Task statement – What does the mailing-list message about the Set type say from "On Fri, Aug" up to and including "issues I'm missing?"? Copy that passage word for word.

Article –
##########

[racket-dev] [plt] Push #27395: master branch updated
As it stands the Set type constructor is for hash sets. Changing that
would break backwards compatibility and pr13989 is for the issue of
changing the meaning/any change.
I think there is a bunch of existing code that assumes that Set is
exactly hashsets, or at least covariant.
On Fri, Aug 30, 2013 at 5:37 PM, Vincent St-Amour <stamourv at ccs.neu.edu> wrote:
> I was thinking of the `Set' type constructor as meaning generic set,
> which is why I gave that type to `generic-set?'. This interpretation is
> a problem because TR treats sets as covariant.
>
> If we make sets invariant, could TR support generic sets? [1] Or are
> there other issues I'm missing?
>
> Vincent
>
>
> [1] Better support would also include subtyping between lists and sets.
>
>
> At Fri, 30 Aug 2013 16:38:11 -0700,
> Eric Dobson wrote:
>>
>> Isn't the assymetric check the wrong way? If it returns true, we know
>> nothing because it might not be a hash-set, but if it returns false
>> then we know that it is not a hash set?

##########

Listing –

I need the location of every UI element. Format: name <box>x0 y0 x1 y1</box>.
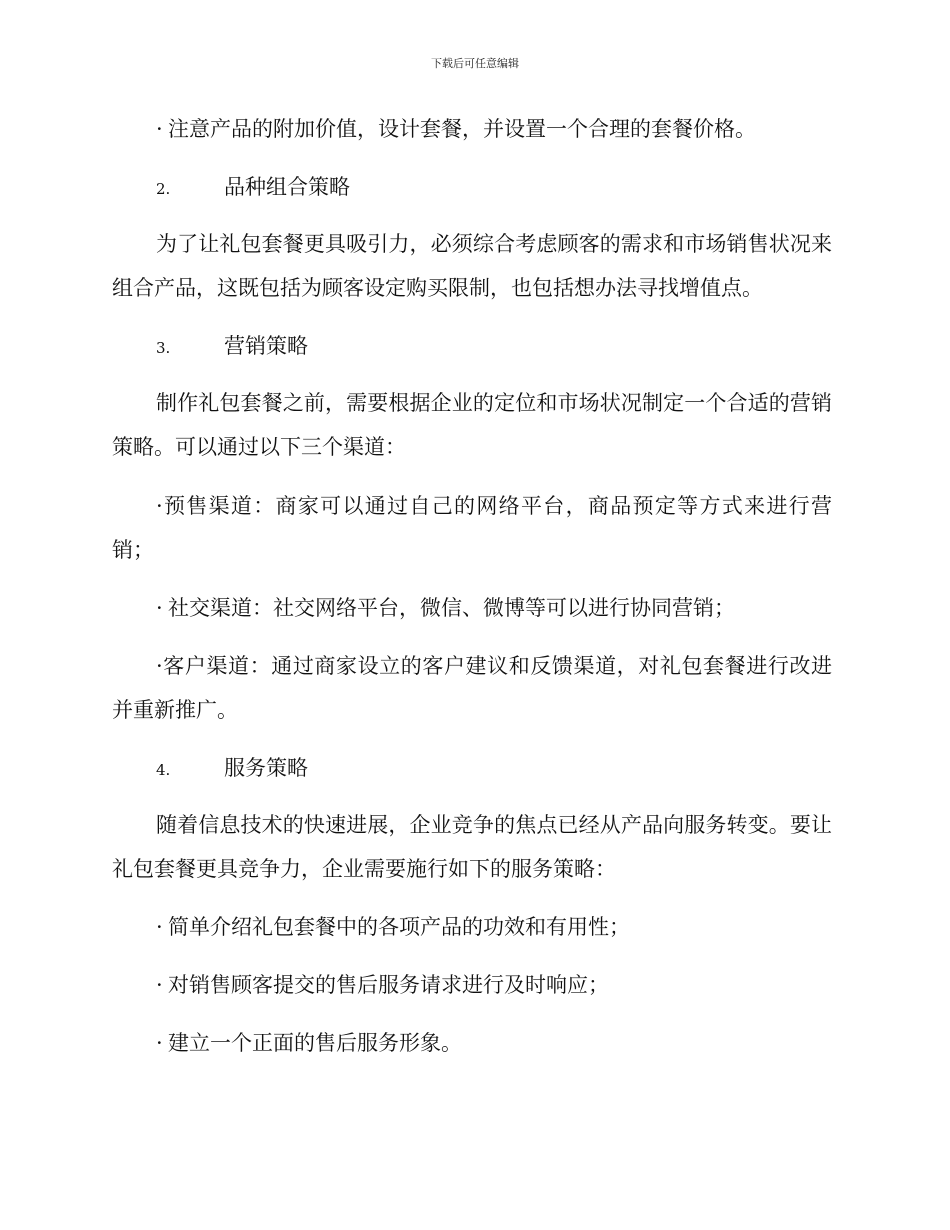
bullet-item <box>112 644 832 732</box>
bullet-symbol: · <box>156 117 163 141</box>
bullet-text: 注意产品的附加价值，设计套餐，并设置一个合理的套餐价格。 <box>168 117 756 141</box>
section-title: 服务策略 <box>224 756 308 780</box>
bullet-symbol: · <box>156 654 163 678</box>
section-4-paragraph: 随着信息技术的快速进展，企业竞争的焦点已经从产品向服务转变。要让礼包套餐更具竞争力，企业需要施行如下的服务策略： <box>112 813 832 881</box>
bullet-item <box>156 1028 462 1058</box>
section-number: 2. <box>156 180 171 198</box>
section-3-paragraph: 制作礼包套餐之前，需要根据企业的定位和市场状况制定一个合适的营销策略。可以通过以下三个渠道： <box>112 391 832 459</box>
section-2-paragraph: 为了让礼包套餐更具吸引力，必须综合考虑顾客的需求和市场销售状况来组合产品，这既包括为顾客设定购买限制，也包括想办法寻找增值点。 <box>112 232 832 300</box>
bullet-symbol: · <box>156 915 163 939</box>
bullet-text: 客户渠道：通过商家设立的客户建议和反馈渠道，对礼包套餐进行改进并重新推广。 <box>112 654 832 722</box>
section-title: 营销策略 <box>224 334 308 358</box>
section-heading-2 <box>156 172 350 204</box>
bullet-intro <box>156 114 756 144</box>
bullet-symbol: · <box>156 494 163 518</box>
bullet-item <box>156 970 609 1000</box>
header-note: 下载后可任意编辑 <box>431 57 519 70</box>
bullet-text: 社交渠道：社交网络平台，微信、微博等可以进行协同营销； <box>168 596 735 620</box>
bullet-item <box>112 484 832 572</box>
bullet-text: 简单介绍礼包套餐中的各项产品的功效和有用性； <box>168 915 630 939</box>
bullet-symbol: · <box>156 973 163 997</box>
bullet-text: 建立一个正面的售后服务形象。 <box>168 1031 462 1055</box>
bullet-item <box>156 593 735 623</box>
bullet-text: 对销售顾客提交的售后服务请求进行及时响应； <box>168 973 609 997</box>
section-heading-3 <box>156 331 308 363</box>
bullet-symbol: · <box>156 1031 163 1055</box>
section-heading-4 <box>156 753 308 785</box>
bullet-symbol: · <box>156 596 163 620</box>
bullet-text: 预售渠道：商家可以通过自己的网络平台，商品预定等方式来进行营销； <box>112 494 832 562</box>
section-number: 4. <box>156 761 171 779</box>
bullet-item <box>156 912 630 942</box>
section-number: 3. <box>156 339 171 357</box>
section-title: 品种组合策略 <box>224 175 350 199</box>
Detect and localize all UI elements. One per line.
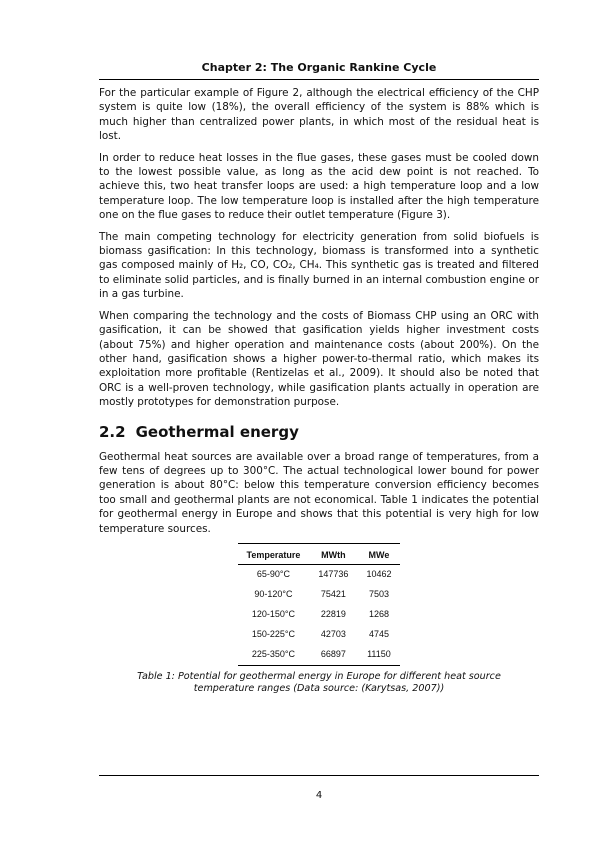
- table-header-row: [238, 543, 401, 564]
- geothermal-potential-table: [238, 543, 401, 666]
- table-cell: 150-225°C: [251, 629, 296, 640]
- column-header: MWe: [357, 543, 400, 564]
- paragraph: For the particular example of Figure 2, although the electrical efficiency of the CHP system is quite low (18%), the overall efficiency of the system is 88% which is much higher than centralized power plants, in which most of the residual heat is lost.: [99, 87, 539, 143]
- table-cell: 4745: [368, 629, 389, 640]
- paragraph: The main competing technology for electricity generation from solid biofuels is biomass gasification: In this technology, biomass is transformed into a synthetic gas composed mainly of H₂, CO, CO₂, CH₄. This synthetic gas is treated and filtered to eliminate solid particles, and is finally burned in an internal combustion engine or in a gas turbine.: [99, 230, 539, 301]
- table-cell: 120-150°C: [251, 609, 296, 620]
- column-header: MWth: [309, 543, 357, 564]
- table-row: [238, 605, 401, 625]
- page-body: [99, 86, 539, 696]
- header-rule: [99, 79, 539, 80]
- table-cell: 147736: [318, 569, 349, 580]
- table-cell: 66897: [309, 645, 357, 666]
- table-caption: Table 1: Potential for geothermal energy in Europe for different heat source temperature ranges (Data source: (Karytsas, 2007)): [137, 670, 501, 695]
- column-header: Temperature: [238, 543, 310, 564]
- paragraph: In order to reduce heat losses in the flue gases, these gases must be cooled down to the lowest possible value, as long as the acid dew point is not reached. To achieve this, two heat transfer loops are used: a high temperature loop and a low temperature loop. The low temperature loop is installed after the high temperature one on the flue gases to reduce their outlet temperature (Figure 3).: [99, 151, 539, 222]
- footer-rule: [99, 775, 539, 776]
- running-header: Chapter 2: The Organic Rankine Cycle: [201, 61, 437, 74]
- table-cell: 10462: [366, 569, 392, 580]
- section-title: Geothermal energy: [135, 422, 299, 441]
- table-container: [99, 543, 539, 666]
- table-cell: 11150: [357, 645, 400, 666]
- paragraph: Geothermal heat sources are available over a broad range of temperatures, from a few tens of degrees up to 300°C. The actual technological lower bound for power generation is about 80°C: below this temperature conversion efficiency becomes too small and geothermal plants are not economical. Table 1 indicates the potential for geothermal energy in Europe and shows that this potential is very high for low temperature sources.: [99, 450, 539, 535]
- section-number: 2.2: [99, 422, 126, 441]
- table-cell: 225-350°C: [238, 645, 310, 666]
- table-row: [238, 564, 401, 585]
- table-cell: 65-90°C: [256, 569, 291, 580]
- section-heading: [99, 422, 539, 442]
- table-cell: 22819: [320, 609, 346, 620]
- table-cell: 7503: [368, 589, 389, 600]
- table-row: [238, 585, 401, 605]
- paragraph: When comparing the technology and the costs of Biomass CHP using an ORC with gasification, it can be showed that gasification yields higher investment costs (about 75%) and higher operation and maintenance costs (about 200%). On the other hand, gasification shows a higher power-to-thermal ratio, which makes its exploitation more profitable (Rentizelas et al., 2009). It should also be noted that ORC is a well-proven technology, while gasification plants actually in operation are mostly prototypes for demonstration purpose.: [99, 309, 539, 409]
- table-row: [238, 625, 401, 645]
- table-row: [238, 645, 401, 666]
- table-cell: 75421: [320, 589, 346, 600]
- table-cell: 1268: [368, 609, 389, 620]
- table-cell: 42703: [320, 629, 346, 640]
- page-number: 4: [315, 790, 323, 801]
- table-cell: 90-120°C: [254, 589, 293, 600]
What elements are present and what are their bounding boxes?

##########

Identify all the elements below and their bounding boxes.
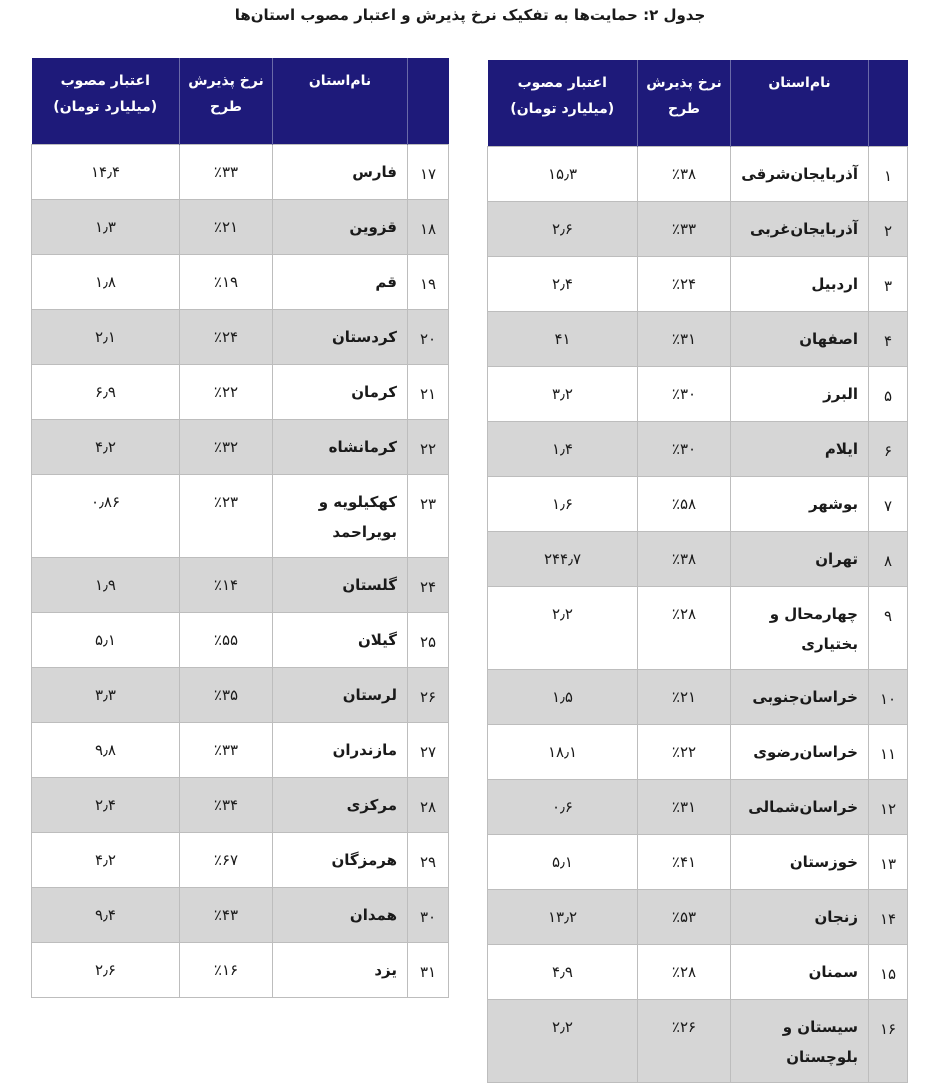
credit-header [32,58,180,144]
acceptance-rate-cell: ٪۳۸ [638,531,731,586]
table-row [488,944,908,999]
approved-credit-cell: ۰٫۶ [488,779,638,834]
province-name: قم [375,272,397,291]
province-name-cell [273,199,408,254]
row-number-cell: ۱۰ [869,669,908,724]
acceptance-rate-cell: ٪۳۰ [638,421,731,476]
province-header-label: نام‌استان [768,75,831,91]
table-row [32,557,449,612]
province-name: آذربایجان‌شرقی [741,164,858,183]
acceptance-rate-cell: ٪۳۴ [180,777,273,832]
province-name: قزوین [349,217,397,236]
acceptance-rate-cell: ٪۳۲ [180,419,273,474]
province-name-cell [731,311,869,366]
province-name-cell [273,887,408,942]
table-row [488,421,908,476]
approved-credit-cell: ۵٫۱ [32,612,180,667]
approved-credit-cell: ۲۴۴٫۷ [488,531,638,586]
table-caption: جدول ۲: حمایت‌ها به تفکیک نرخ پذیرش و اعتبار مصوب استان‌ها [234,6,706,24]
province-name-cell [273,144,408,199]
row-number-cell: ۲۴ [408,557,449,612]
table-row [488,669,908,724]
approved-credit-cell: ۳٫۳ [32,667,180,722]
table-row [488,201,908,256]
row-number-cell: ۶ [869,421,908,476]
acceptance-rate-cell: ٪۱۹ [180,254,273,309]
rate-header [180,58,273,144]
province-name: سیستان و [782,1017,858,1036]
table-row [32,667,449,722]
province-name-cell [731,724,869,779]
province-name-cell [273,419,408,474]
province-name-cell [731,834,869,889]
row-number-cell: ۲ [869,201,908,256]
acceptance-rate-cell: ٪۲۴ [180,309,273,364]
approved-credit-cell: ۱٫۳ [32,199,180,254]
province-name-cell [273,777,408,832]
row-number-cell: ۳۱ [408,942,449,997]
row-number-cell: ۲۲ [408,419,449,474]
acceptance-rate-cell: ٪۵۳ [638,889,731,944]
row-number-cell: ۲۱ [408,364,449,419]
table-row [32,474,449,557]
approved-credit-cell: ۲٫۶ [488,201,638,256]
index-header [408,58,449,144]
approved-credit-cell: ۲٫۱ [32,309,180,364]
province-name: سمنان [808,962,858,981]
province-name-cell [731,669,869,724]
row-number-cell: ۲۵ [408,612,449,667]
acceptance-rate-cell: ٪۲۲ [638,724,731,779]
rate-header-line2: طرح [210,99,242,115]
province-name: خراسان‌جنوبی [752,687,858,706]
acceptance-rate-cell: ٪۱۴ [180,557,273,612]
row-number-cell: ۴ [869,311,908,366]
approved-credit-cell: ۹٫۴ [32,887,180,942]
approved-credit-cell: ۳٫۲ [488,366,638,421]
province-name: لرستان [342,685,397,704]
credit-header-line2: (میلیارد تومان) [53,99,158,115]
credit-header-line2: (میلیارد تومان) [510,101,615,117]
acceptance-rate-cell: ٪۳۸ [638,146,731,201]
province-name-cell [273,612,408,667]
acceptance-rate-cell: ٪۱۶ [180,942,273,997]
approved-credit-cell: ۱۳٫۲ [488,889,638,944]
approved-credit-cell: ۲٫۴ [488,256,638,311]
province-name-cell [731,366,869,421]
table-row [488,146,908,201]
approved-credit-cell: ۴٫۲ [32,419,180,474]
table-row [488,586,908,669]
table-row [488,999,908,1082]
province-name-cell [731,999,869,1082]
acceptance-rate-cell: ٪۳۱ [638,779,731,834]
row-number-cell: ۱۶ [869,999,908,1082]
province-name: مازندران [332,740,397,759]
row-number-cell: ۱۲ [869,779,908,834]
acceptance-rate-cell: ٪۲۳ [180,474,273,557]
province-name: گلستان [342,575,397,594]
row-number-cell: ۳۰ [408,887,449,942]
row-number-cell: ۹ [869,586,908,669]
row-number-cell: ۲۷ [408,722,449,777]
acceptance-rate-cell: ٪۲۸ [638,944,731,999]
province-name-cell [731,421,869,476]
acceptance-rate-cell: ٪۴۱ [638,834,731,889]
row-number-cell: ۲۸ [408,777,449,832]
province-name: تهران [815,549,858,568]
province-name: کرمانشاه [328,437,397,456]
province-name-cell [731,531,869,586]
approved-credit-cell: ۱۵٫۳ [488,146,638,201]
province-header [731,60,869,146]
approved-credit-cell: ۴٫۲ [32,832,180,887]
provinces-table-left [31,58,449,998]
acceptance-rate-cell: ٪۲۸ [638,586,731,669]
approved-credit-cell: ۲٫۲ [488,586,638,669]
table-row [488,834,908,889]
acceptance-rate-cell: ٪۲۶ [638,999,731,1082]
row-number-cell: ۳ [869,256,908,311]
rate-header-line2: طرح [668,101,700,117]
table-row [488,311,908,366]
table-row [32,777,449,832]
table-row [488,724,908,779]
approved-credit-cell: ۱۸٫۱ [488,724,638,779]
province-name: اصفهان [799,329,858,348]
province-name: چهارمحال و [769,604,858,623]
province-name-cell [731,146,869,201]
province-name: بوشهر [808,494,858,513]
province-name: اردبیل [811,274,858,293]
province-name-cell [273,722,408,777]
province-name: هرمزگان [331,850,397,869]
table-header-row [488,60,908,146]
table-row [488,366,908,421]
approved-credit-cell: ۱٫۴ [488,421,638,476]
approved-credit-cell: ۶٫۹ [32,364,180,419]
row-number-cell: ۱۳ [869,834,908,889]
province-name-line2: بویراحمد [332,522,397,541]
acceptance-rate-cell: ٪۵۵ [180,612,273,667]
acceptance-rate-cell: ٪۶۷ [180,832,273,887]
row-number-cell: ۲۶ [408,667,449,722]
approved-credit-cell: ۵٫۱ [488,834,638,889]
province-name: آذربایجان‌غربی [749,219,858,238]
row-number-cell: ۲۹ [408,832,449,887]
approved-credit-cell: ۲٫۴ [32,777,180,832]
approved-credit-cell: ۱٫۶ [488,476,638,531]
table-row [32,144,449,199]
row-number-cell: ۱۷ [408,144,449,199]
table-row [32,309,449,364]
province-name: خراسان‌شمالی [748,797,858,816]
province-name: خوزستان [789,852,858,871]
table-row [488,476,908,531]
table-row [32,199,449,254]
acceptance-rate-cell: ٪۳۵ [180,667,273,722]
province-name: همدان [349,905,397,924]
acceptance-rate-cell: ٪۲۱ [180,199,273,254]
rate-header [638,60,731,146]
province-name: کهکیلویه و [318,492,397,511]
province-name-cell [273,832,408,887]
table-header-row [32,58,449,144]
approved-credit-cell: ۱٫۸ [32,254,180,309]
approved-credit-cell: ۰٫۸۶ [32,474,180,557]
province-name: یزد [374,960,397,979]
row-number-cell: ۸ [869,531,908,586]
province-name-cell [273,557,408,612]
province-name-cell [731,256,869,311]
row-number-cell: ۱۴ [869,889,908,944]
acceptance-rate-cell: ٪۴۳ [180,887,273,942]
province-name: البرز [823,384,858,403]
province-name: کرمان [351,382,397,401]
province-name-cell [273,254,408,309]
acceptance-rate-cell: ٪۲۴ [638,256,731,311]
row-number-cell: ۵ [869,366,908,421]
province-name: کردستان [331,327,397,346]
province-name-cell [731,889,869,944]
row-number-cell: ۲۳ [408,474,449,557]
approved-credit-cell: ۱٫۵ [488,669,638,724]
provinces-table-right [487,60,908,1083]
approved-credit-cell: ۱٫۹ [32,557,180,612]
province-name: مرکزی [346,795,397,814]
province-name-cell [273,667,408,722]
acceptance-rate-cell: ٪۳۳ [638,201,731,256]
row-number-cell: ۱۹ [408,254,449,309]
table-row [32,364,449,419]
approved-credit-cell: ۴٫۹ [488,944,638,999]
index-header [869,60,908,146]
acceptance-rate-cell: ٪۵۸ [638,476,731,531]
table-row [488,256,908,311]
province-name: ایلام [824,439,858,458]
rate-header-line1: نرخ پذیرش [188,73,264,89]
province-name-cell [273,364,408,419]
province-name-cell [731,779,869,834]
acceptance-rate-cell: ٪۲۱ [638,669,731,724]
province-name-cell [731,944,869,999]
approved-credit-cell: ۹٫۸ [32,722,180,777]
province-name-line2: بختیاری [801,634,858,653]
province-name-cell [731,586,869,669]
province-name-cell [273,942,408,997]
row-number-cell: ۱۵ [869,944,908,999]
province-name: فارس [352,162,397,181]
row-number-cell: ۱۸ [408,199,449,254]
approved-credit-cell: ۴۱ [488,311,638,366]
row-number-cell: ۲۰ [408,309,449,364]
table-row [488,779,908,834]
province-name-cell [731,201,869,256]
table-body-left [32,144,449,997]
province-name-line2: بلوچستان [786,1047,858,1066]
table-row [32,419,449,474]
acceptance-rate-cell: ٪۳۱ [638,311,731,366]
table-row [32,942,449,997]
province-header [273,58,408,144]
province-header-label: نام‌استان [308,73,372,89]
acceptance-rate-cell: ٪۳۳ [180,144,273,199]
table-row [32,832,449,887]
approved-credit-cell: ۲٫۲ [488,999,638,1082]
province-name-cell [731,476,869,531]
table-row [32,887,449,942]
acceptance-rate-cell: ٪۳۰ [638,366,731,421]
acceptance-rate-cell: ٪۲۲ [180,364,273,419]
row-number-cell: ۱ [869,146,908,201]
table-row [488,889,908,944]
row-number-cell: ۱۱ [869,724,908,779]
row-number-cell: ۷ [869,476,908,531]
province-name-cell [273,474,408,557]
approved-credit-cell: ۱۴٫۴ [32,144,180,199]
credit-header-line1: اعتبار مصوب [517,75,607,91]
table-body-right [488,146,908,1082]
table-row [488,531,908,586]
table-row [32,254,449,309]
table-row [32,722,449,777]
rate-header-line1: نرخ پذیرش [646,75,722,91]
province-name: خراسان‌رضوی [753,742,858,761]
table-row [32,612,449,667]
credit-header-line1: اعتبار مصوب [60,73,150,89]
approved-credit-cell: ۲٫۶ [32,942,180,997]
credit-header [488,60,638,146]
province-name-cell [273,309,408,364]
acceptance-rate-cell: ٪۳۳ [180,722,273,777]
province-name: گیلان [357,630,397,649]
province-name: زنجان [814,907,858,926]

##########

Task output –
On Fri, Aug 30, 2013 at 5:37 PM, Vincent St-Amour <stamourv at ccs.neu.edu> wrote:
> I was thinking of the `Set' type constructor as meaning generic set,
> which is why I gave that type to `generic-set?'. This interpretation is
> a problem because TR treats sets as covariant.
>
> If we make sets invariant, could TR support generic sets? [1] Or are
> there other issues I'm missing?